▶ [OBJECTIVE] Pick out the lines in the listing below that contain the word "title" and copy them.

▶ [DATASET CONTENT]
>>>>

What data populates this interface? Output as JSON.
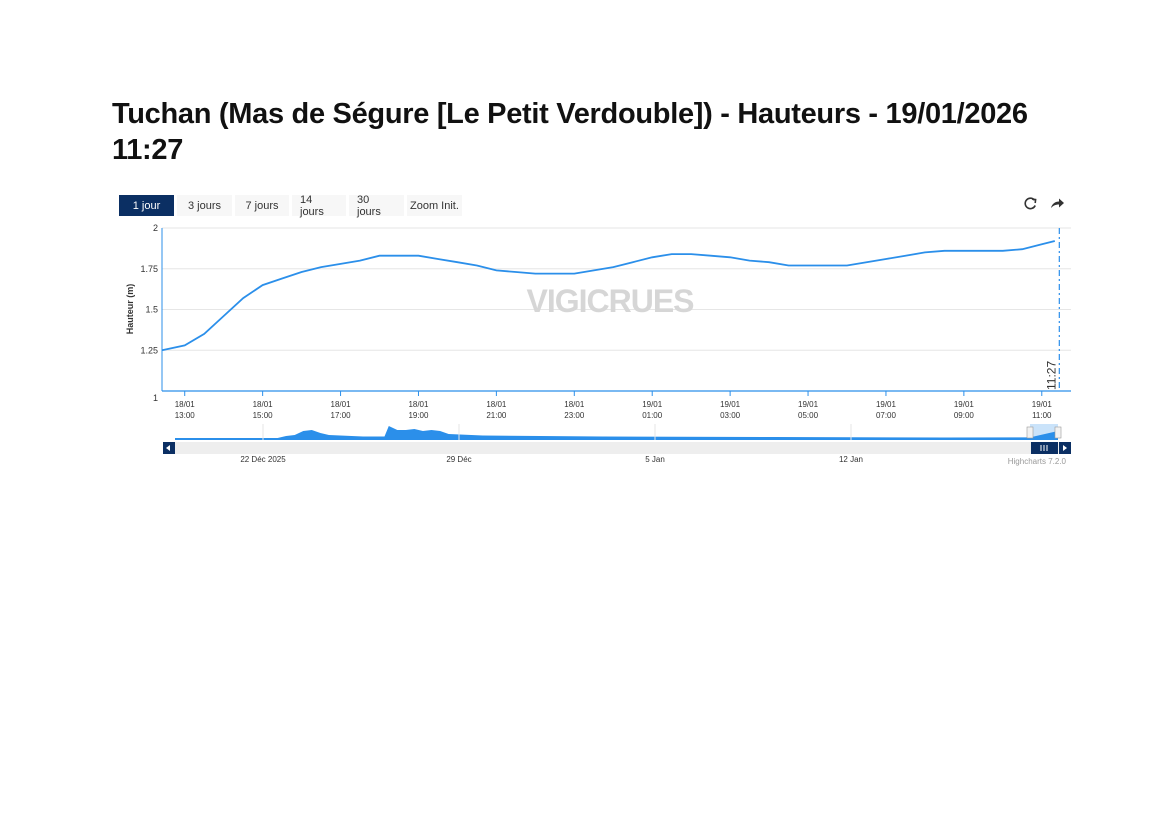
{
  "page": {
    "title": "Tuchan (Mas de Ségure [Le Petit Verdouble]) - Hauteurs - 19/01/2026 11:27"
  },
  "range_selector": {
    "buttons": [
      "1 jour",
      "3 jours",
      "7 jours",
      "14 jours",
      "30 jours",
      "Zoom Init."
    ],
    "selected": "1 jour"
  },
  "toolbar": {
    "refresh_icon": "refresh-icon",
    "share_icon": "share-arrow-icon"
  },
  "watermark": "VIGICRUES",
  "credits": "Highcharts 7.2.0",
  "colors": {
    "series": "#2b8fea",
    "navigator_fill": "#2b8fea",
    "active_button": "#0b2f63",
    "now_line": "#2b8fea",
    "grid": "#e6e6e6"
  },
  "chart_data": {
    "type": "line",
    "title": "",
    "xlabel": "",
    "ylabel": "Hauteur (m)",
    "ylim": [
      1,
      2
    ],
    "yticks": [
      "1",
      "1.25",
      "1.5",
      "1.75",
      "2"
    ],
    "grid": true,
    "legend": "none",
    "x_range": [
      "18/01 12:25",
      "19/01 11:45"
    ],
    "xticks": [
      [
        "18/01",
        "13:00"
      ],
      [
        "18/01",
        "15:00"
      ],
      [
        "18/01",
        "17:00"
      ],
      [
        "18/01",
        "19:00"
      ],
      [
        "18/01",
        "21:00"
      ],
      [
        "18/01",
        "23:00"
      ],
      [
        "19/01",
        "01:00"
      ],
      [
        "19/01",
        "03:00"
      ],
      [
        "19/01",
        "05:00"
      ],
      [
        "19/01",
        "07:00"
      ],
      [
        "19/01",
        "09:00"
      ],
      [
        "19/01",
        "11:00"
      ]
    ],
    "now_marker": {
      "time": "19/01 11:27",
      "label": "11:27"
    },
    "series": [
      {
        "x": [
          "18/01 12:25",
          "18/01 13:00",
          "18/01 13:30",
          "18/01 14:00",
          "18/01 14:30",
          "18/01 15:00",
          "18/01 15:30",
          "18/01 16:00",
          "18/01 16:30",
          "18/01 17:00",
          "18/01 17:30",
          "18/01 18:00",
          "18/01 18:30",
          "18/01 19:00",
          "18/01 19:30",
          "18/01 20:00",
          "18/01 20:30",
          "18/01 21:00",
          "18/01 21:30",
          "18/01 22:00",
          "18/01 22:30",
          "18/01 23:00",
          "18/01 23:30",
          "19/01 00:00",
          "19/01 00:30",
          "19/01 01:00",
          "19/01 01:30",
          "19/01 02:00",
          "19/01 02:30",
          "19/01 03:00",
          "19/01 03:30",
          "19/01 04:00",
          "19/01 04:30",
          "19/01 05:00",
          "19/01 05:30",
          "19/01 06:00",
          "19/01 06:30",
          "19/01 07:00",
          "19/01 07:30",
          "19/01 08:00",
          "19/01 08:30",
          "19/01 09:00",
          "19/01 09:30",
          "19/01 10:00",
          "19/01 10:30",
          "19/01 11:00",
          "19/01 11:20"
        ],
        "values": [
          1.25,
          1.28,
          1.35,
          1.46,
          1.57,
          1.65,
          1.69,
          1.73,
          1.76,
          1.78,
          1.8,
          1.83,
          1.83,
          1.83,
          1.81,
          1.79,
          1.77,
          1.74,
          1.73,
          1.72,
          1.72,
          1.72,
          1.74,
          1.76,
          1.79,
          1.82,
          1.84,
          1.84,
          1.83,
          1.82,
          1.8,
          1.79,
          1.77,
          1.77,
          1.77,
          1.77,
          1.79,
          1.81,
          1.83,
          1.85,
          1.86,
          1.86,
          1.86,
          1.86,
          1.87,
          1.9,
          1.92
        ]
      }
    ],
    "navigator": {
      "labels": [
        "22 Déc 2025",
        "29 Déc",
        "5 Jan",
        "12 Jan"
      ]
    }
  }
}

<<<<

▶ [SOLUTION]
    "title": "Tuchan (Mas de Ségure [Le Petit Verdouble]) - Hauteurs - 19/01/2026 11:27"
    "title": "",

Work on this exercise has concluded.